Figure collection entries:
● ● ● ● ● ● ●
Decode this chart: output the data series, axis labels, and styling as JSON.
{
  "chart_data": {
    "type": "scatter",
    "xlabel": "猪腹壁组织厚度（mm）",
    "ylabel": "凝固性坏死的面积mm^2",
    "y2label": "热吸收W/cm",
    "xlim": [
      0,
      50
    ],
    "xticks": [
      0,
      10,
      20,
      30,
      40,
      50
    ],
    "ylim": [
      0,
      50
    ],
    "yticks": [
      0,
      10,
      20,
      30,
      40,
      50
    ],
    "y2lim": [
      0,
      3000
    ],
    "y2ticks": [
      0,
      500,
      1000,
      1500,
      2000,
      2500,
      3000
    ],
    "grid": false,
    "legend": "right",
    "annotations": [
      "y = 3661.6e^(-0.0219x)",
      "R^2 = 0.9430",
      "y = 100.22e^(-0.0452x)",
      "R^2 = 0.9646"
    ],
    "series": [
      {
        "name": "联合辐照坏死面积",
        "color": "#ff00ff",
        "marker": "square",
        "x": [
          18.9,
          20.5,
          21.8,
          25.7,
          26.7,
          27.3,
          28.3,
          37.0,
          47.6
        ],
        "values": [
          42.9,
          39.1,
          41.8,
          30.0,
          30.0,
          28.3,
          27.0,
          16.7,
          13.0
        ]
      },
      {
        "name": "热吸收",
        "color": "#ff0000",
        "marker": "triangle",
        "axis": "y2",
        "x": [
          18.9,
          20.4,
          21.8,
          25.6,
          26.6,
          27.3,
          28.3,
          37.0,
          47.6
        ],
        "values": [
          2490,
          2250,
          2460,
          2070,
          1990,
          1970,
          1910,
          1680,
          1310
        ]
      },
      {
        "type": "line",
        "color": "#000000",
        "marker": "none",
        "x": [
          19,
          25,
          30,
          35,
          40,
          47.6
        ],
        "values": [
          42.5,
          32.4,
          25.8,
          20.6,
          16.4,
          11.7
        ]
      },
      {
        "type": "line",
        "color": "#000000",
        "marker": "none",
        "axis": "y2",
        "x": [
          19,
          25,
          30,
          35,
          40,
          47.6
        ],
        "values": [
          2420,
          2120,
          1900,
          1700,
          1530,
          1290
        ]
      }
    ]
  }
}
● ● ● ● ● ● ●
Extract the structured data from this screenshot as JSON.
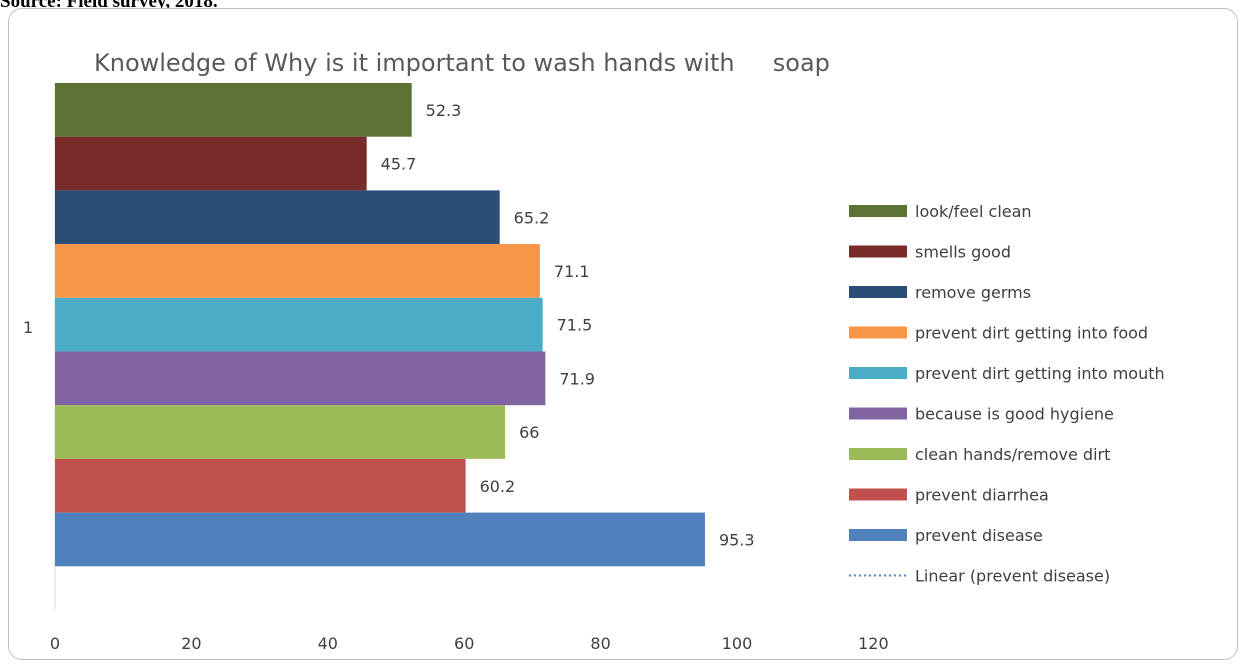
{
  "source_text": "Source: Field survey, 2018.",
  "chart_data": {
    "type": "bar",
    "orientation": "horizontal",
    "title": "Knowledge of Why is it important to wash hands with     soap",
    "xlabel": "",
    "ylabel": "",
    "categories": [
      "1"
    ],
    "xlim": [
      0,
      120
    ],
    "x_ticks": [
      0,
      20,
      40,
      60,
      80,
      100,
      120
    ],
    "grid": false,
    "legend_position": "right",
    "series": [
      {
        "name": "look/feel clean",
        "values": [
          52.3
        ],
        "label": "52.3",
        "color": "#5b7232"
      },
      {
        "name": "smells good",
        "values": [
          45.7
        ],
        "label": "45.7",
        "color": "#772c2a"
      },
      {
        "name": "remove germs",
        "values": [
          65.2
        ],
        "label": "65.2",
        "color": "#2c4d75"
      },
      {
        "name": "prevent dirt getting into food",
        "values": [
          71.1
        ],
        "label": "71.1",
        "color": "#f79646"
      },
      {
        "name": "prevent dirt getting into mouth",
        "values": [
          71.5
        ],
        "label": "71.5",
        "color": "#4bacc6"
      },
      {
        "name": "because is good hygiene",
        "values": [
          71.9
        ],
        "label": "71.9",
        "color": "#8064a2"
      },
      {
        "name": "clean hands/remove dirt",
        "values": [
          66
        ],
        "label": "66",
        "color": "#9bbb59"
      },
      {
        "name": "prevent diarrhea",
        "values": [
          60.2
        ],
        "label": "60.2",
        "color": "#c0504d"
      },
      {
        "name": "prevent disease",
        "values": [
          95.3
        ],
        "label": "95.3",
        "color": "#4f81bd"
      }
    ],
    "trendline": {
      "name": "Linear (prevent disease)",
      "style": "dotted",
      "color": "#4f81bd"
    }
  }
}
● ● ● ● ● ● ●
## Requirement
Look through the data and show every line containing "type".

## Response
    "type": "scatter",
        "type": "line",
        "type": "line",
    "type": "bar",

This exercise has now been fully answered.